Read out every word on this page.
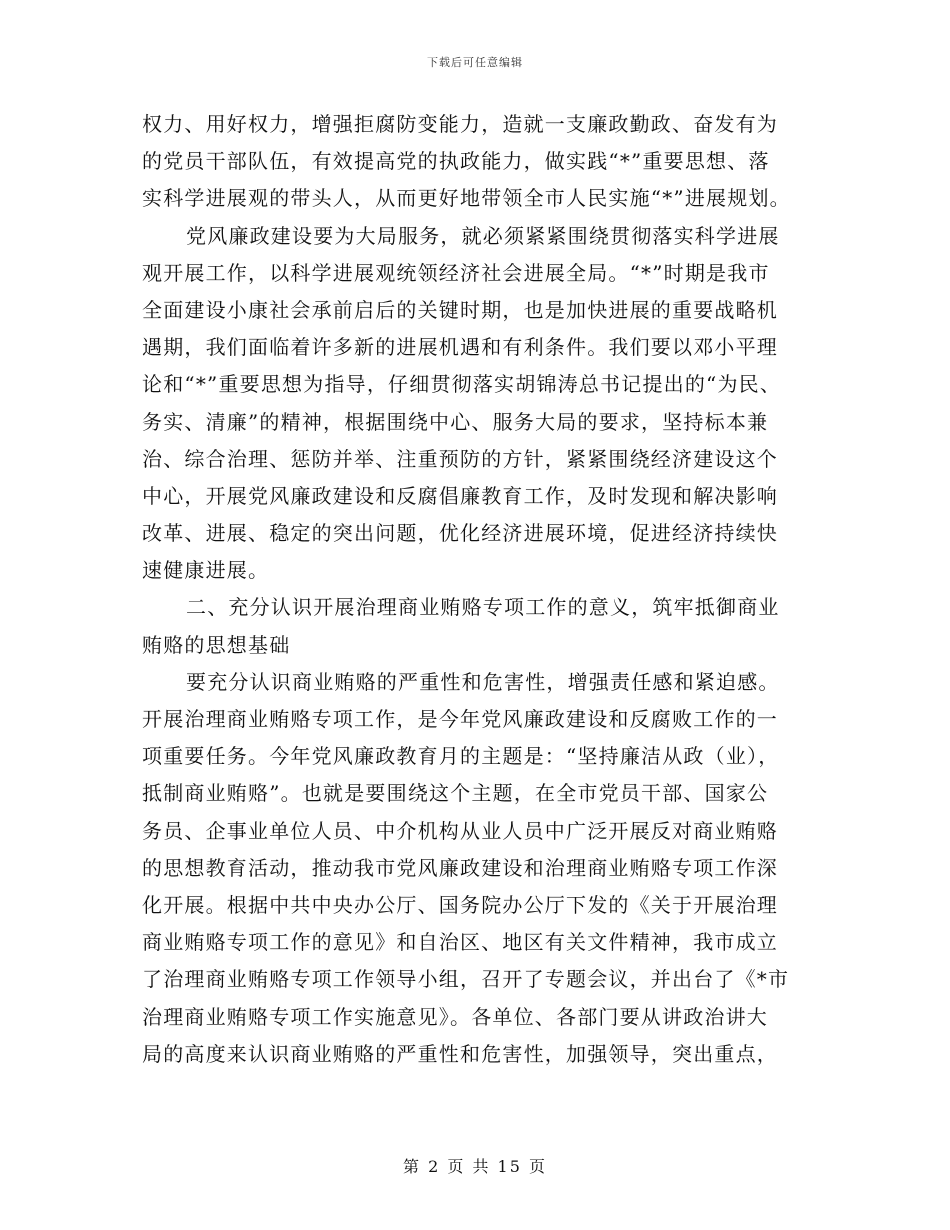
下载后可任意编辑
权力、用好权力，增强拒腐防变能力，造就一支廉政勤政、奋发有为
的党员干部队伍，有效提高党的执政能力，做实践“*”重要思想、落
实科学进展观的带头人，从而更好地带领全市人民实施“*”进展规划。
党风廉政建设要为大局服务，就必须紧紧围绕贯彻落实科学进展
观开展工作，以科学进展观统领经济社会进展全局。“*”时期是我市
全面建设小康社会承前启后的关键时期，也是加快进展的重要战略机
遇期，我们面临着许多新的进展机遇和有利条件。我们要以邓小平理
论和“*”重要思想为指导，仔细贯彻落实胡锦涛总书记提出的“为民、
务实、清廉”的精神，根据围绕中心、服务大局的要求，坚持标本兼
治、综合治理、惩防并举、注重预防的方针，紧紧围绕经济建设这个
中心，开展党风廉政建设和反腐倡廉教育工作，及时发现和解决影响
改革、进展、稳定的突出问题，优化经济进展环境，促进经济持续快
速健康进展。
二、充分认识开展治理商业贿赂专项工作的意义，筑牢抵御商业
贿赂的思想基础
要充分认识商业贿赂的严重性和危害性，增强责任感和紧迫感。
开展治理商业贿赂专项工作，是今年党风廉政建设和反腐败工作的一
项重要任务。今年党风廉政教育月的主题是：“坚持廉洁从政（业），
抵制商业贿赂”。也就是要围绕这个主题，在全市党员干部、国家公
务员、企事业单位人员、中介机构从业人员中广泛开展反对商业贿赂
的思想教育活动，推动我市党风廉政建设和治理商业贿赂专项工作深
化开展。根据中共中央办公厅、国务院办公厅下发的《关于开展治理
商业贿赂专项工作的意见》和自治区、地区有关文件精神，我市成立
了治理商业贿赂专项工作领导小组，召开了专题会议，并出台了《*市
治理商业贿赂专项工作实施意见》。各单位、各部门要从讲政治讲大
局的高度来认识商业贿赂的严重性和危害性，加强领导，突出重点，
第 2 页 共 15 页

———

▶ Task directions
Every entry above is to be set down exactly; the pictures are to be left out.

▶ In response
Read out every word on this page.
下载后可任意编辑
权力、用好权力，增强拒腐防变能力，造就一支廉政勤政、奋发有为
的党员干部队伍，有效提高党的执政能力，做实践“*”重要思想、落
实科学进展观的带头人，从而更好地带领全市人民实施“*”进展规划。
党风廉政建设要为大局服务，就必须紧紧围绕贯彻落实科学进展
观开展工作，以科学进展观统领经济社会进展全局。“*”时期是我市
全面建设小康社会承前启后的关键时期，也是加快进展的重要战略机
遇期，我们面临着许多新的进展机遇和有利条件。我们要以邓小平理
论和“*”重要思想为指导，仔细贯彻落实胡锦涛总书记提出的“为民、
务实、清廉”的精神，根据围绕中心、服务大局的要求，坚持标本兼
治、综合治理、惩防并举、注重预防的方针，紧紧围绕经济建设这个
中心，开展党风廉政建设和反腐倡廉教育工作，及时发现和解决影响
改革、进展、稳定的突出问题，优化经济进展环境，促进经济持续快
速健康进展。
二、充分认识开展治理商业贿赂专项工作的意义，筑牢抵御商业
贿赂的思想基础
要充分认识商业贿赂的严重性和危害性，增强责任感和紧迫感。
开展治理商业贿赂专项工作，是今年党风廉政建设和反腐败工作的一
项重要任务。今年党风廉政教育月的主题是：“坚持廉洁从政（业），
抵制商业贿赂”。也就是要围绕这个主题，在全市党员干部、国家公
务员、企事业单位人员、中介机构从业人员中广泛开展反对商业贿赂
的思想教育活动，推动我市党风廉政建设和治理商业贿赂专项工作深
化开展。根据中共中央办公厅、国务院办公厅下发的《关于开展治理
商业贿赂专项工作的意见》和自治区、地区有关文件精神，我市成立
了治理商业贿赂专项工作领导小组，召开了专题会议，并出台了《*市
治理商业贿赂专项工作实施意见》。各单位、各部门要从讲政治讲大
局的高度来认识商业贿赂的严重性和危害性，加强领导，突出重点，
第 2 页 共 15 页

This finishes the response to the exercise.